[INSTRUCTIONS FOR THE TASK]: Reproduce the material word for word; the images stay out.

[SUPPLIED MATERIAL]:
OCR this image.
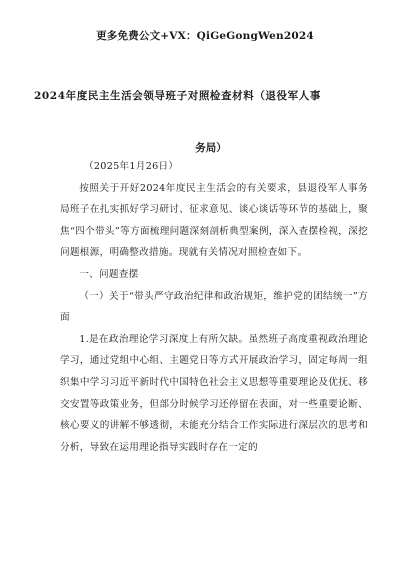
更多免费公文+VX：QiGeGongWen2024
2024年度民主生活会领导班子对照检查材料（退役军人事
务局）

（2025年1月26日）

按照关于开好2024年度民主生活会的有关要求，县退役军人事务局班子在扎实抓好学习研讨、征求意见、谈心谈话等环节的基础上，聚焦“四个带头”等方面梳理问题深刻剖析典型案例，深入查摆检视，深挖问题根源，明确整改措施。现就有关情况对照检查如下。

一、问题查摆

（一）关于“带头严守政治纪律和政治规矩，维护党的团结统一”方面

1.是在政治理论学习深度上有所欠缺。虽然班子高度重视政治理论学习，通过党组中心组、主题党日等方式开展政治学习，固定每周一组织集中学习习近平新时代中国特色社会主义思想等重要理论及优抚、移交安置等政策业务，但部分时候学习还停留在表面，对一些重要论断、核心要义的讲解不够透彻，未能充分结合工作实际进行深层次的思考和分析，导致在运用理论指导实践时存在一定的
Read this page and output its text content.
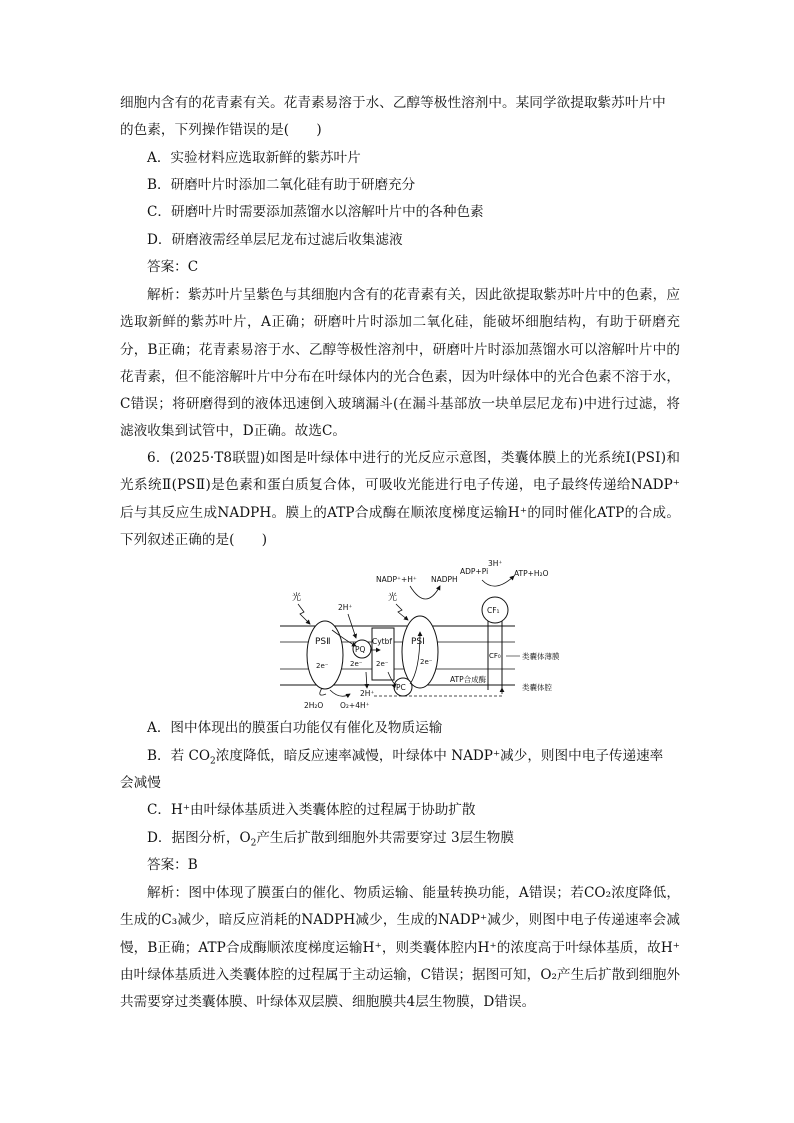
细胞内含有的花青素有关。花青素易溶于水、乙醇等极性溶剂中。某同学欲提取紫苏叶片中

的色素，下列操作错误的是(　　)

A．实验材料应选取新鲜的紫苏叶片

B．研磨叶片时添加二氧化硅有助于研磨充分

C．研磨叶片时需要添加蒸馏水以溶解叶片中的各种色素

D．研磨液需经单层尼龙布过滤后收集滤液

答案：C

解析：紫苏叶片呈紫色与其细胞内含有的花青素有关，因此欲提取紫苏叶片中的色素，应选取新鲜的紫苏叶片，A正确；研磨叶片时添加二氧化硅，能破坏细胞结构，有助于研磨充分，B正确；花青素易溶于水、乙醇等极性溶剂中，研磨叶片时添加蒸馏水可以溶解叶片中的花青素，但不能溶解叶片中分布在叶绿体内的光合色素，因为叶绿体中的光合色素不溶于水，C错误；将研磨得到的液体迅速倒入玻璃漏斗(在漏斗基部放一块单层尼龙布)中进行过滤，将滤液收集到试管中，D正确。故选C。

6．(2025·T8联盟)如图是叶绿体中进行的光反应示意图，类囊体膜上的光系统Ⅰ(PSⅠ)和光系统Ⅱ(PSⅡ)是色素和蛋白质复合体，可吸收光能进行电子传递，电子最终传递给NADP⁺后与其反应生成NADPH。膜上的ATP合成酶在顺浓度梯度运输H⁺的同时催化ATP的合成。下列叙述正确的是(　　)

PSⅡ
2e⁻
PQ
2e⁻
Cytbf
2e⁻
PSⅠ
2e⁻
PC
CF₁
CF₀
2H₂O O₂+4H⁺
2H⁺
2H⁺
光	光
NADP⁺+H⁺ NADPH
ADP+Pi
3H⁺
ATP+H₂O
ATP合成酶
类囊体薄膜
类囊体腔

A．图中体现出的膜蛋白功能仅有催化及物质运输

B．若 $CO_2$浓度降低，暗反应速率减慢，叶绿体中 NADP⁺减少，则图中电子传递速率

会减慢

C．H⁺由叶绿体基质进入类囊体腔的过程属于协助扩散

D．据图分析，$O_2$产生后扩散到细胞外共需要穿过 3层生物膜

答案：B

解析：图中体现了膜蛋白的催化、物质运输、能量转换功能，A错误；若CO₂浓度降低，生成的C₃减少，暗反应消耗的NADPH减少，生成的NADP⁺减少，则图中电子传递速率会减慢，B正确；ATP合成酶顺浓度梯度运输H⁺，则类囊体腔内H⁺的浓度高于叶绿体基质，故H⁺由叶绿体基质进入类囊体腔的过程属于主动运输，C错误；据图可知，O₂产生后扩散到细胞外共需要穿过类囊体膜、叶绿体双层膜、细胞膜共4层生物膜，D错误。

[PROBLEM SOLUTION]:
OCR this image.
更多免费公文+VX：QiGeGongWen2024
2024年度民主生活会领导班子对照检查材料（退役军人事
务局）

（2025年1月26日）

按照关于开好2024年度民主生活会的有关要求，县退役军人事务局班子在扎实抓好学习研讨、征求意见、谈心谈话等环节的基础上，聚焦“四个带头”等方面梳理问题深刻剖析典型案例，深入查摆检视，深挖问题根源，明确整改措施。现就有关情况对照检查如下。

一、问题查摆

（一）关于“带头严守政治纪律和政治规矩，维护党的团结统一”方面

1.是在政治理论学习深度上有所欠缺。虽然班子高度重视政治理论学习，通过党组中心组、主题党日等方式开展政治学习，固定每周一组织集中学习习近平新时代中国特色社会主义思想等重要理论及优抚、移交安置等政策业务，但部分时候学习还停留在表面，对一些重要论断、核心要义的讲解不够透彻，未能充分结合工作实际进行深层次的思考和分析，导致在运用理论指导实践时存在一定的
Read this page and output its text content.
细胞内含有的花青素有关。花青素易溶于水、乙醇等极性溶剂中。某同学欲提取紫苏叶片中

的色素，下列操作错误的是(　　)

A．实验材料应选取新鲜的紫苏叶片

B．研磨叶片时添加二氧化硅有助于研磨充分

C．研磨叶片时需要添加蒸馏水以溶解叶片中的各种色素

D．研磨液需经单层尼龙布过滤后收集滤液

答案：C

解析：紫苏叶片呈紫色与其细胞内含有的花青素有关，因此欲提取紫苏叶片中的色素，应选取新鲜的紫苏叶片，A正确；研磨叶片时添加二氧化硅，能破坏细胞结构，有助于研磨充分，B正确；花青素易溶于水、乙醇等极性溶剂中，研磨叶片时添加蒸馏水可以溶解叶片中的花青素，但不能溶解叶片中分布在叶绿体内的光合色素，因为叶绿体中的光合色素不溶于水，C错误；将研磨得到的液体迅速倒入玻璃漏斗(在漏斗基部放一块单层尼龙布)中进行过滤，将滤液收集到试管中，D正确。故选C。

6．(2025·T8联盟)如图是叶绿体中进行的光反应示意图，类囊体膜上的光系统Ⅰ(PSⅠ)和光系统Ⅱ(PSⅡ)是色素和蛋白质复合体，可吸收光能进行电子传递，电子最终传递给NADP⁺后与其反应生成NADPH。膜上的ATP合成酶在顺浓度梯度运输H⁺的同时催化ATP的合成。下列叙述正确的是(　　)

PSⅡ
2e⁻
PQ
2e⁻
Cytbf
2e⁻
PSⅠ
2e⁻
PC
CF₁
CF₀
2H₂O O₂+4H⁺
2H⁺
2H⁺
光	光
NADP⁺+H⁺ NADPH
ADP+Pi
3H⁺
ATP+H₂O
ATP合成酶
类囊体薄膜
类囊体腔

A．图中体现出的膜蛋白功能仅有催化及物质运输

B．若 $CO_2$浓度降低，暗反应速率减慢，叶绿体中 NADP⁺减少，则图中电子传递速率

会减慢

C．H⁺由叶绿体基质进入类囊体腔的过程属于协助扩散

D．据图分析，$O_2$产生后扩散到细胞外共需要穿过 3层生物膜

答案：B

解析：图中体现了膜蛋白的催化、物质运输、能量转换功能，A错误；若CO₂浓度降低，生成的C₃减少，暗反应消耗的NADPH减少，生成的NADP⁺减少，则图中电子传递速率会减慢，B正确；ATP合成酶顺浓度梯度运输H⁺，则类囊体腔内H⁺的浓度高于叶绿体基质，故H⁺由叶绿体基质进入类囊体腔的过程属于主动运输，C错误；据图可知，O₂产生后扩散到细胞外共需要穿过类囊体膜、叶绿体双层膜、细胞膜共4层生物膜，D错误。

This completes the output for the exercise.